** START THE INPUT **

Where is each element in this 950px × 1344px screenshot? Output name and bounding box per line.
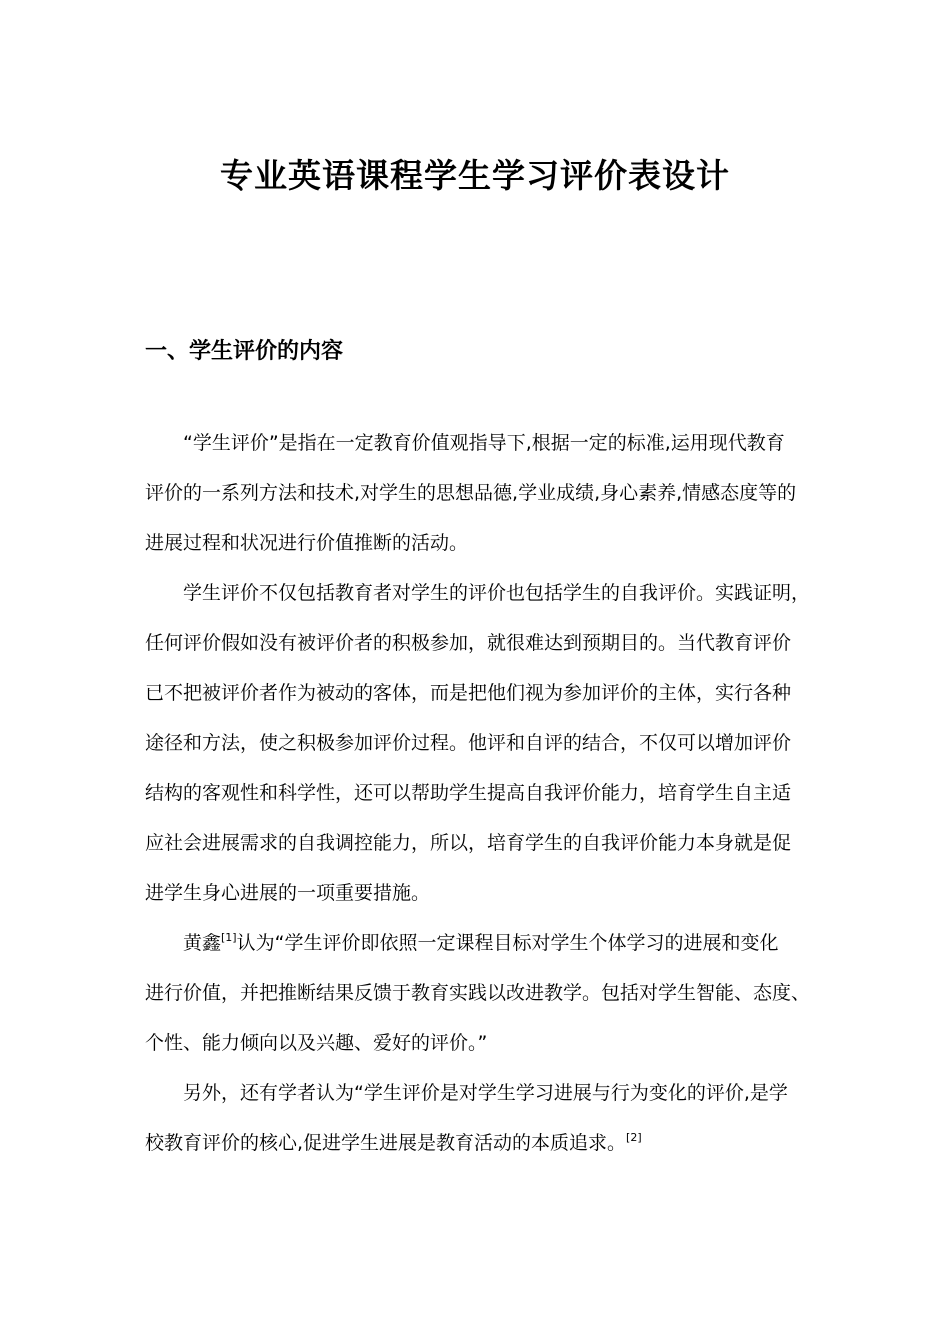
text-line: 评价的一系列方法和技术,对学生的思想品德,学业成绩,身心素养,情感态度等的 bbox=[145, 482, 797, 504]
text-line: “学生评价”是指在一定教育价值观指导下,根据一定的标准,运用现代教育 bbox=[183, 432, 785, 454]
text-line: 途径和方法，使之积极参加评价过程。他评和自评的结合，不仅可以增加评价 bbox=[145, 732, 792, 754]
citation-ref-2[interactable]: [2] bbox=[626, 1131, 642, 1144]
text-line: 个性、能力倾向以及兴趣、爱好的评价。” bbox=[145, 1032, 488, 1054]
text-line: 进学生身心进展的一项重要措施。 bbox=[145, 882, 431, 904]
document-title: 专业英语课程学生学习评价表设计 bbox=[220, 156, 730, 195]
text-line: 任何评价假如没有被评价者的积极参加，就很难达到预期目的。当代教育评价 bbox=[145, 632, 792, 654]
text-line bbox=[145, 1118, 810, 1168]
paragraph-scholar-quote bbox=[145, 1068, 810, 1168]
text-line: 结构的客观性和科学性，还可以帮助学生提高自我评价能力，培育学生自主适 bbox=[145, 782, 792, 804]
paragraph-huang-xin-quote bbox=[145, 918, 810, 1068]
text-line: 进行价值，并把推断结果反馈于教育实践以改进教学。包括对学生智能、态度、 bbox=[145, 982, 811, 1004]
paragraph-self-evaluation bbox=[145, 568, 810, 918]
quote-start: 认为“学生评价即依照一定课程目标对学生个体学习的进展和变化 bbox=[236, 932, 779, 954]
text-line: 学生评价不仅包括教育者对学生的评价也包括学生的自我评价。实践证明， bbox=[183, 582, 811, 604]
text-line: 另外，还有学者认为“学生评价是对学生学习进展与行为变化的评价,是学 bbox=[183, 1082, 788, 1104]
quote-end: 校教育评价的核心,促进学生进展是教育活动的本质追求。 bbox=[145, 1132, 627, 1154]
paragraph-definition bbox=[145, 418, 810, 568]
text-line bbox=[145, 918, 810, 968]
section-heading: 一、学生评价的内容 bbox=[145, 339, 344, 364]
body-text bbox=[145, 418, 810, 1168]
text-line: 已不把被评价者作为被动的客体，而是把他们视为参加评价的主体，实行各种 bbox=[145, 682, 792, 704]
author-name: 黄鑫 bbox=[183, 932, 222, 954]
citation-ref-1[interactable]: [1] bbox=[221, 931, 237, 944]
text-line: 应社会进展需求的自我调控能力，所以，培育学生的自我评价能力本身就是促 bbox=[145, 832, 792, 854]
text-line: 进展过程和状况进行价值推断的活动。 bbox=[145, 532, 469, 554]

** END THE INPUT **

■ EXERCISE: Reproduce the items above with "text-line" substituted by "text-row" wherever it occurs, leaving every other character unchanged and omitting the pictures.

■ RESPONSE:
Where is each element in this 950px × 1344px screenshot? Output name and bounding box per line.
text-row: 评价的一系列方法和技术,对学生的思想品德,学业成绩,身心素养,情感态度等的 bbox=[145, 482, 797, 504]
text-row: “学生评价”是指在一定教育价值观指导下,根据一定的标准,运用现代教育 bbox=[183, 432, 785, 454]
text-row: 途径和方法，使之积极参加评价过程。他评和自评的结合，不仅可以增加评价 bbox=[145, 732, 792, 754]
citation-ref-2[interactable]: [2] bbox=[626, 1131, 642, 1144]
text-row: 个性、能力倾向以及兴趣、爱好的评价。” bbox=[145, 1032, 488, 1054]
text-row: 进学生身心进展的一项重要措施。 bbox=[145, 882, 431, 904]
document-title: 专业英语课程学生学习评价表设计 bbox=[220, 156, 730, 195]
text-row: 任何评价假如没有被评价者的积极参加，就很难达到预期目的。当代教育评价 bbox=[145, 632, 792, 654]
text-row bbox=[145, 1118, 810, 1168]
paragraph-scholar-quote bbox=[145, 1068, 810, 1168]
text-row: 结构的客观性和科学性，还可以帮助学生提高自我评价能力，培育学生自主适 bbox=[145, 782, 792, 804]
paragraph-huang-xin-quote bbox=[145, 918, 810, 1068]
text-row: 进行价值，并把推断结果反馈于教育实践以改进教学。包括对学生智能、态度、 bbox=[145, 982, 811, 1004]
paragraph-self-evaluation bbox=[145, 568, 810, 918]
quote-start: 认为“学生评价即依照一定课程目标对学生个体学习的进展和变化 bbox=[236, 932, 779, 954]
text-row: 学生评价不仅包括教育者对学生的评价也包括学生的自我评价。实践证明， bbox=[183, 582, 811, 604]
text-row: 另外，还有学者认为“学生评价是对学生学习进展与行为变化的评价,是学 bbox=[183, 1082, 788, 1104]
quote-end: 校教育评价的核心,促进学生进展是教育活动的本质追求。 bbox=[145, 1132, 627, 1154]
paragraph-definition bbox=[145, 418, 810, 568]
text-row bbox=[145, 918, 810, 968]
section-heading: 一、学生评价的内容 bbox=[145, 339, 344, 364]
body-text bbox=[145, 418, 810, 1168]
text-row: 已不把被评价者作为被动的客体，而是把他们视为参加评价的主体，实行各种 bbox=[145, 682, 792, 704]
author-name: 黄鑫 bbox=[183, 932, 222, 954]
citation-ref-1[interactable]: [1] bbox=[221, 931, 237, 944]
text-row: 应社会进展需求的自我调控能力，所以，培育学生的自我评价能力本身就是促 bbox=[145, 832, 792, 854]
text-row: 进展过程和状况进行价值推断的活动。 bbox=[145, 532, 469, 554]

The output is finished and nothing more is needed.